== Dataset records ==

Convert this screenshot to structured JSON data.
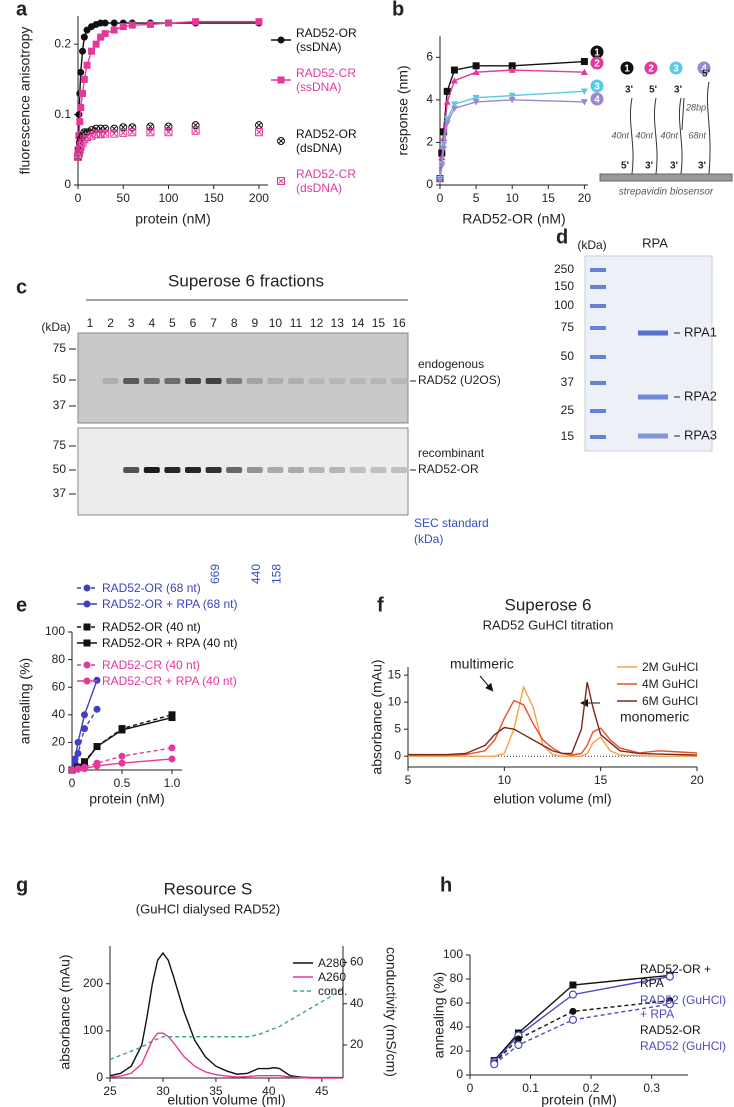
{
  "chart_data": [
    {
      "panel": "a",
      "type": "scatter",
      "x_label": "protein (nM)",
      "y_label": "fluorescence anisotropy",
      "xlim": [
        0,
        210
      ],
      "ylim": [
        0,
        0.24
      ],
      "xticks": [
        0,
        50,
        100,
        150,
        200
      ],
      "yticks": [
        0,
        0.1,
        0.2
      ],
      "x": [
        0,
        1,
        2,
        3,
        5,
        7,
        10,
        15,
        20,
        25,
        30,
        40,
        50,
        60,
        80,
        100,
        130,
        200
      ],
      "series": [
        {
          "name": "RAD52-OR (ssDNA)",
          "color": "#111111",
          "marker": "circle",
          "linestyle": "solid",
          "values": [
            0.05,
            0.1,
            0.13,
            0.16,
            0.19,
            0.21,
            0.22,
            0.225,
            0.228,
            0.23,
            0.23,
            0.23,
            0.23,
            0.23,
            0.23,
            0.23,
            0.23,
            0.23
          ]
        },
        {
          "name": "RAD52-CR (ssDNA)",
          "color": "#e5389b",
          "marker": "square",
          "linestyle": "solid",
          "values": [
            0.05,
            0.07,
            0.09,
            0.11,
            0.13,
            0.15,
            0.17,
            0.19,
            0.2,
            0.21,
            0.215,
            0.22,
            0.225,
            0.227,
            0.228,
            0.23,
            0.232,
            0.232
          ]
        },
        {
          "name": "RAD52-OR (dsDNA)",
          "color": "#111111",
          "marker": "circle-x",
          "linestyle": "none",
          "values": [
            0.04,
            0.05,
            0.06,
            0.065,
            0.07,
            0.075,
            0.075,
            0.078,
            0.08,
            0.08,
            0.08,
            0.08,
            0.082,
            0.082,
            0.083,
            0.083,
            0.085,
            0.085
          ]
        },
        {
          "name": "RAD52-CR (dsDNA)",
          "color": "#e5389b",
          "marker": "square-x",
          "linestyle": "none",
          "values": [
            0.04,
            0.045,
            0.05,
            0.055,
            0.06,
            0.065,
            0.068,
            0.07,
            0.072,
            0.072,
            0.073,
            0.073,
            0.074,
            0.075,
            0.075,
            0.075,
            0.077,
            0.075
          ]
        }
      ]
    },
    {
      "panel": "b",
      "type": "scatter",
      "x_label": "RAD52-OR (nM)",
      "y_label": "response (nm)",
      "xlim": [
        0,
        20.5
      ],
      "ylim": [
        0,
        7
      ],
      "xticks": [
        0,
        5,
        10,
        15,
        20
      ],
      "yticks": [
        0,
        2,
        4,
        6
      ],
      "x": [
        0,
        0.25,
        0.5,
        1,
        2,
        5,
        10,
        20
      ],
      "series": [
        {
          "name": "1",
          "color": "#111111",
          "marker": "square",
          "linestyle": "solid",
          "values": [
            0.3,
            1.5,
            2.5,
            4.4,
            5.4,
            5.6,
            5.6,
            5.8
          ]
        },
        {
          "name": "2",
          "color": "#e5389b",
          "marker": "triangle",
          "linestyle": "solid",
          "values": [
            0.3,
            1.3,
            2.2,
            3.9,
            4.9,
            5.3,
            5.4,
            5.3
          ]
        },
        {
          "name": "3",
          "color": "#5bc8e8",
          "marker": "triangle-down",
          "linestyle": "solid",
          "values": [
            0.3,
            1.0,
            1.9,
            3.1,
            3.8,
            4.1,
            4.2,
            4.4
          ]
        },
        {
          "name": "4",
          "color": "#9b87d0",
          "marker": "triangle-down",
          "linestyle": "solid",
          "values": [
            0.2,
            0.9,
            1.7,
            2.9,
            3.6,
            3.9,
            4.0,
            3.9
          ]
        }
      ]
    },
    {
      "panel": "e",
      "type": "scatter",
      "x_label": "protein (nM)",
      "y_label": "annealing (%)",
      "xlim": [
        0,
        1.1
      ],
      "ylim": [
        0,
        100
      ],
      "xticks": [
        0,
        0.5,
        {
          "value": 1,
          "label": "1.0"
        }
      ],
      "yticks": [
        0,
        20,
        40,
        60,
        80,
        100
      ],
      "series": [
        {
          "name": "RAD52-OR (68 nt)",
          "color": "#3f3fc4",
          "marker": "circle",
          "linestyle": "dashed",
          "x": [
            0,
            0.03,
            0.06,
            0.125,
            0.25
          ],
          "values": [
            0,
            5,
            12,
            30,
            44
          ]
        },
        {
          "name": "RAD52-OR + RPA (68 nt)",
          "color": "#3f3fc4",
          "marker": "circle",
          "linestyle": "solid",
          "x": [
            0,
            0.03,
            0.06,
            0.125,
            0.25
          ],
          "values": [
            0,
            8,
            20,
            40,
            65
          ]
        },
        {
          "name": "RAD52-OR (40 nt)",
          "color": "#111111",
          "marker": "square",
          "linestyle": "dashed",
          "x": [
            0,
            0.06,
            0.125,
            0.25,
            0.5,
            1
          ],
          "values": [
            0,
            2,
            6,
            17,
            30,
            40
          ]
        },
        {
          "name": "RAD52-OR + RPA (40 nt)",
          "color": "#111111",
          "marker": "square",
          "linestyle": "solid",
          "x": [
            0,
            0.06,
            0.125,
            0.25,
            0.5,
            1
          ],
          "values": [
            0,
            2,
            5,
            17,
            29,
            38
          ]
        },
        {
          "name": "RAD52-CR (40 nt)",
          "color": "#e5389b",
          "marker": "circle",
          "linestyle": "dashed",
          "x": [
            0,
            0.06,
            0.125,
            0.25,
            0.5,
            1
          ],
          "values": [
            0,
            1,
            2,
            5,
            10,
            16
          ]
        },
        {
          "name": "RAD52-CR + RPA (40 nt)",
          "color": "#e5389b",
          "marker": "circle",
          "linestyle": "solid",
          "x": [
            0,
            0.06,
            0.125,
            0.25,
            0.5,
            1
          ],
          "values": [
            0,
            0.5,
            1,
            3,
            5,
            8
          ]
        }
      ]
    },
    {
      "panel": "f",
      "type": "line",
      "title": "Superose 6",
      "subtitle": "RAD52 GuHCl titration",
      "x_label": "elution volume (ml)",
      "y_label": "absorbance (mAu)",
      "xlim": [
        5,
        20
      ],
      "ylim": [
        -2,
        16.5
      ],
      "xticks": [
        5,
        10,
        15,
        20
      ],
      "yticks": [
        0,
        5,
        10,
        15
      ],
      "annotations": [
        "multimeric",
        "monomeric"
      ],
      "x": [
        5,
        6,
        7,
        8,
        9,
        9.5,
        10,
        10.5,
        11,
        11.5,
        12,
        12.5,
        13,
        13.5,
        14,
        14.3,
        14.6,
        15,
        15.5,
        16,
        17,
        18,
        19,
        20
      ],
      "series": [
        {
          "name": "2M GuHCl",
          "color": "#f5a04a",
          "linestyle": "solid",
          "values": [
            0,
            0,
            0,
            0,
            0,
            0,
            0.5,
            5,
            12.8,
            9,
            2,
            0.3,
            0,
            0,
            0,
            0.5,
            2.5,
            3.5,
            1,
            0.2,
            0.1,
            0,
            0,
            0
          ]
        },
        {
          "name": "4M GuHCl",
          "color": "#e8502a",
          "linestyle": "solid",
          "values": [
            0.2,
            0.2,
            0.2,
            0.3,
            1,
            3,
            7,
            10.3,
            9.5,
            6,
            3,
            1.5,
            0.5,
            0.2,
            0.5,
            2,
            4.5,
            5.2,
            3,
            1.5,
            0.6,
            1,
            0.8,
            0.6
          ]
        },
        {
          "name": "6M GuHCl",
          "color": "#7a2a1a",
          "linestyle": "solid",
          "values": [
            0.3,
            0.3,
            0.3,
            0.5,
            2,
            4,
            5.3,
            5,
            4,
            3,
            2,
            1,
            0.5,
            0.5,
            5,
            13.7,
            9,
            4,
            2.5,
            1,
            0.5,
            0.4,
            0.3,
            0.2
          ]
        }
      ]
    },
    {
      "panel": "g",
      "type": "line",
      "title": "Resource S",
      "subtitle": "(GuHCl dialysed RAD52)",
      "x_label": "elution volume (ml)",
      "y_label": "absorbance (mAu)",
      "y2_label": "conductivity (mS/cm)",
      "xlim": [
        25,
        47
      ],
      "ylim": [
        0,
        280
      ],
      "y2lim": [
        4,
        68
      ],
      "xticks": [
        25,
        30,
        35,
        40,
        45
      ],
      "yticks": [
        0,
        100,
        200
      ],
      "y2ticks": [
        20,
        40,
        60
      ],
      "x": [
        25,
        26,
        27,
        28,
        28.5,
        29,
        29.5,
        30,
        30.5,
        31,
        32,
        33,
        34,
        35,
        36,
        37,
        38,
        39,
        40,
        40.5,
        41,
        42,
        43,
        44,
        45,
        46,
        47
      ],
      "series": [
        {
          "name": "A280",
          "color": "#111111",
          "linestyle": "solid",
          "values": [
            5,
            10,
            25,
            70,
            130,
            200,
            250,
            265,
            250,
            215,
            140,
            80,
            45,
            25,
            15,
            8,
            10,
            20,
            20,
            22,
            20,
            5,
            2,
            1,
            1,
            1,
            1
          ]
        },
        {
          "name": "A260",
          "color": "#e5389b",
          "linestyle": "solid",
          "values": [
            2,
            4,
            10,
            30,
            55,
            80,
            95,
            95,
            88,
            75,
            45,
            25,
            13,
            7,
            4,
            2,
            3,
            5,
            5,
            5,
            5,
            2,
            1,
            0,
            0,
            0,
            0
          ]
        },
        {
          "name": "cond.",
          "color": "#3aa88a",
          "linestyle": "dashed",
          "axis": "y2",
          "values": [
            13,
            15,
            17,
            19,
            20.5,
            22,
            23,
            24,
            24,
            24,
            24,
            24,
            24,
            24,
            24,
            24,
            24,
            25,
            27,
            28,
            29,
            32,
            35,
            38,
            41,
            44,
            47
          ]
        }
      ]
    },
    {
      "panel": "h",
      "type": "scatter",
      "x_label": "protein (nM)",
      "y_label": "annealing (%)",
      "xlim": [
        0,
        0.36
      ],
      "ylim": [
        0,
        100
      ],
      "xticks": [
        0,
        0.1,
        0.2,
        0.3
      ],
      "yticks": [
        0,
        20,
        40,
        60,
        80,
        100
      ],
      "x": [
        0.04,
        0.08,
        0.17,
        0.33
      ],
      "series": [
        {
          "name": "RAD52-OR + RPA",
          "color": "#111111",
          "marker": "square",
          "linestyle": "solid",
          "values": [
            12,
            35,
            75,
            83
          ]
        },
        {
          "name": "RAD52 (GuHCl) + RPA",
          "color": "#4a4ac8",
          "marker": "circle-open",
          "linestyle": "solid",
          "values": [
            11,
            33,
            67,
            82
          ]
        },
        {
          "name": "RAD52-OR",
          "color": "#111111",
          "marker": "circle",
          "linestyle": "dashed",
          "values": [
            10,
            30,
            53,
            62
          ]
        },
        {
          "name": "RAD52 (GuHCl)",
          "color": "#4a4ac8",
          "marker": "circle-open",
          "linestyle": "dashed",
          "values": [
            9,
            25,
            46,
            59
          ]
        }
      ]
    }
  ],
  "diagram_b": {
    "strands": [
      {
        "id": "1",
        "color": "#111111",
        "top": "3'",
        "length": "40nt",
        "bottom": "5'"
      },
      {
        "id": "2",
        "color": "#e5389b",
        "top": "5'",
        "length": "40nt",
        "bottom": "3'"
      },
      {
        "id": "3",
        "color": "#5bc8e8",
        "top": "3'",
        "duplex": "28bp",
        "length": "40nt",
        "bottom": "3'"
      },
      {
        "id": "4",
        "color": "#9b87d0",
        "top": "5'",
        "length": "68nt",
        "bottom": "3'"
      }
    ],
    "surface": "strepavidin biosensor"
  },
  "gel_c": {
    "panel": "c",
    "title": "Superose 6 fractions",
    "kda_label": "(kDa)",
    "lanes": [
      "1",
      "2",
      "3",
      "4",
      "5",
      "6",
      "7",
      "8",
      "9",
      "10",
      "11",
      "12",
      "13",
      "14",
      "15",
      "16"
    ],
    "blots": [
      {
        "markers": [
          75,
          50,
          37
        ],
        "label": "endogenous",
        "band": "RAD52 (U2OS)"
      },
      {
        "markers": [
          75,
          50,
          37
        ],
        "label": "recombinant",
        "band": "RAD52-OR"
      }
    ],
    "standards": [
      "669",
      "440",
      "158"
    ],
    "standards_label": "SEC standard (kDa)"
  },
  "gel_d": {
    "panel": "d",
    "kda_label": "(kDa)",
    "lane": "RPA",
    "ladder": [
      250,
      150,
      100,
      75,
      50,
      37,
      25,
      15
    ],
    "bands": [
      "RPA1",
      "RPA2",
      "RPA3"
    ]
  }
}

===
== Dataset records ==

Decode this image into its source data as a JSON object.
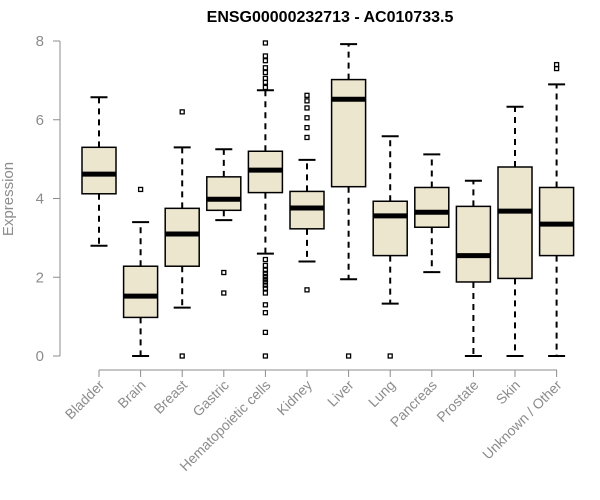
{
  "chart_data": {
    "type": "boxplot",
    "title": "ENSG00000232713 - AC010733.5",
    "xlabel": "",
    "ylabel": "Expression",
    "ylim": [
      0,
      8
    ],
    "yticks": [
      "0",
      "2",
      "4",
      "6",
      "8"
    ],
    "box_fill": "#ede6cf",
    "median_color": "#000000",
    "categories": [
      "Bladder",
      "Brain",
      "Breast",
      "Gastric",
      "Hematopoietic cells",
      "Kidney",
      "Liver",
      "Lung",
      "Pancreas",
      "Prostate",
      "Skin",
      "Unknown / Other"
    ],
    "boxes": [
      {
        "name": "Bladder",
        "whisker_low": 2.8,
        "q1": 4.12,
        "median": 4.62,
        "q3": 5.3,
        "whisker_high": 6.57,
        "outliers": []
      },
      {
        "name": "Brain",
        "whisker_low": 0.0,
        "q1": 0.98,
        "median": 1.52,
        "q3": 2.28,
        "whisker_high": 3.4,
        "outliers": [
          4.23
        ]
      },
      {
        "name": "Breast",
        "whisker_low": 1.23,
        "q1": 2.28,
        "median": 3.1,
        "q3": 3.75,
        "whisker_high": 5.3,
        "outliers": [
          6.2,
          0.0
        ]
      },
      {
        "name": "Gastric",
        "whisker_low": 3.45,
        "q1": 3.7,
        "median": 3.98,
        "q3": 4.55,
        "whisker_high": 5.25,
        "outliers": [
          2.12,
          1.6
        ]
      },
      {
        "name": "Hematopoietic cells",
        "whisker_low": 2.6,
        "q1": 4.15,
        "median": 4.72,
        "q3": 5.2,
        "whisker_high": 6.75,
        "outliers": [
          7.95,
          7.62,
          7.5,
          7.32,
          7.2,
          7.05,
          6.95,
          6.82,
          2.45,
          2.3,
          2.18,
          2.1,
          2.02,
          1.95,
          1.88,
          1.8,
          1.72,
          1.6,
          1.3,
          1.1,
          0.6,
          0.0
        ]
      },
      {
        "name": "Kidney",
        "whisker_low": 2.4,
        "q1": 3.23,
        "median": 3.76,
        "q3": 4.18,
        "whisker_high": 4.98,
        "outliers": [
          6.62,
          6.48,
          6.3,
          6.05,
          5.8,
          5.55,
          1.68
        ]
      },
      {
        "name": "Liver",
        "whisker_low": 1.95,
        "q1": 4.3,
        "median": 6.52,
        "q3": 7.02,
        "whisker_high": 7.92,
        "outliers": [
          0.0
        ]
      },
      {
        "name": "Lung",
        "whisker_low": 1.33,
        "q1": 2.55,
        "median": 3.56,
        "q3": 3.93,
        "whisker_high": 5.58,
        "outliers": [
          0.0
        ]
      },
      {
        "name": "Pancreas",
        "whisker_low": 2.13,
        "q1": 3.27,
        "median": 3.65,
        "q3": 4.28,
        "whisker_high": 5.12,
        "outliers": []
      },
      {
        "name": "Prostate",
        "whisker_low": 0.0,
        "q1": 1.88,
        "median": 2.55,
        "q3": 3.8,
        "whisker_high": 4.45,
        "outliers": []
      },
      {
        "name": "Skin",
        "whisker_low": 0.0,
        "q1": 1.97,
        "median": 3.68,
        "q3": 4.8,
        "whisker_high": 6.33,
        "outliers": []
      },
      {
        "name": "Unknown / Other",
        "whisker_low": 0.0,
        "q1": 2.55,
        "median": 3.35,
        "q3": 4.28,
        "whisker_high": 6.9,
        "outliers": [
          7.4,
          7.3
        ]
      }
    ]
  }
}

===
== Dataset records ==

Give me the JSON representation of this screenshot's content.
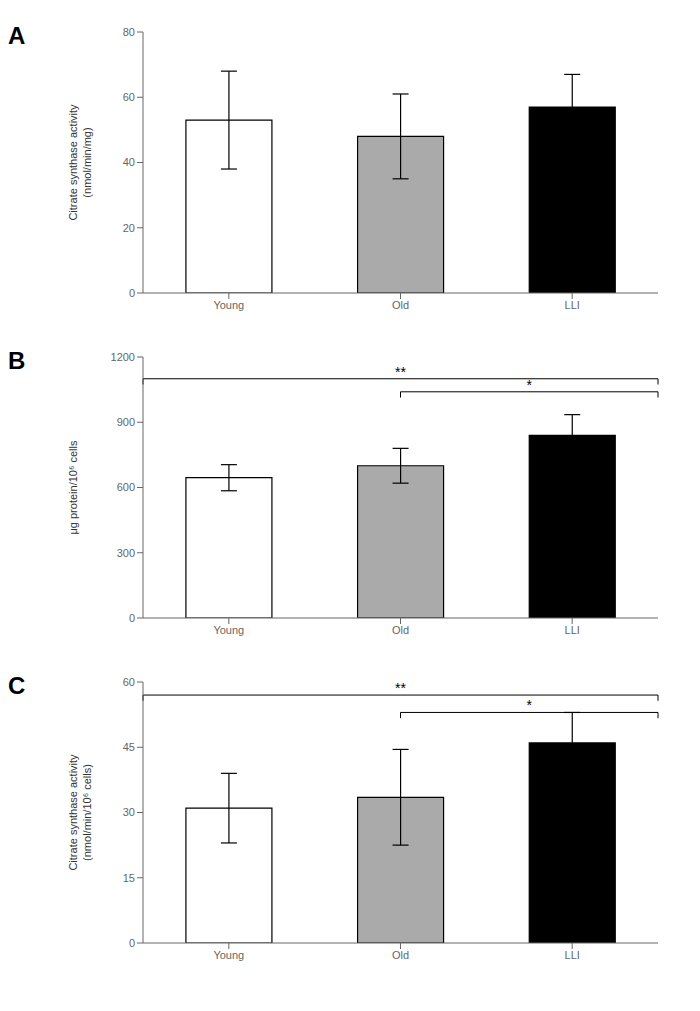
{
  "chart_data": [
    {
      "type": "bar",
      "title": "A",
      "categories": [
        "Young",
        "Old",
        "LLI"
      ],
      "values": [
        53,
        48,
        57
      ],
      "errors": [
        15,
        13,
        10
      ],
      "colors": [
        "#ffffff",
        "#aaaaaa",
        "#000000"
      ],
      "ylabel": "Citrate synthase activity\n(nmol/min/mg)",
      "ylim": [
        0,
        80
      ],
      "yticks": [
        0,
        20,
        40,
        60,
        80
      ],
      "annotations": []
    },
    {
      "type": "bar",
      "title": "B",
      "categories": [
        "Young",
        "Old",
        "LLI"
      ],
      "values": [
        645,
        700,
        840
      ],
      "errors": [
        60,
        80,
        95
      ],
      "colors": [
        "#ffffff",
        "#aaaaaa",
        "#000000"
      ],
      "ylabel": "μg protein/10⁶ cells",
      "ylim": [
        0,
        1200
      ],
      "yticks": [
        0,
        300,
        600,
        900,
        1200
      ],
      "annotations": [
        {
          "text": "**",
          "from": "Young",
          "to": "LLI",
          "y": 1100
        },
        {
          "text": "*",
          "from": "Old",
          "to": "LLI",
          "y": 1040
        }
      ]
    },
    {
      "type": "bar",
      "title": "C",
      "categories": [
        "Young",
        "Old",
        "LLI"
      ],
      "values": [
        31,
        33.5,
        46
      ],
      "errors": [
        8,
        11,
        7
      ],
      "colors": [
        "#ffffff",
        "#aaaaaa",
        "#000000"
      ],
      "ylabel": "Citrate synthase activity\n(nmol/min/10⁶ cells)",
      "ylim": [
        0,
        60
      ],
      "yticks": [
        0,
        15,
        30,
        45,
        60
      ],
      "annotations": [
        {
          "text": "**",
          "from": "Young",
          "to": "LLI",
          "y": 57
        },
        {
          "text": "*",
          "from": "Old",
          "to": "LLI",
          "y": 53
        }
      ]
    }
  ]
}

===

Only lines with the word "ssDNA" count here; copy every one from the records.

• Solved exercise:
          "name": "RAD52-OR (ssDNA)",
          "name": "RAD52-CR (ssDNA)",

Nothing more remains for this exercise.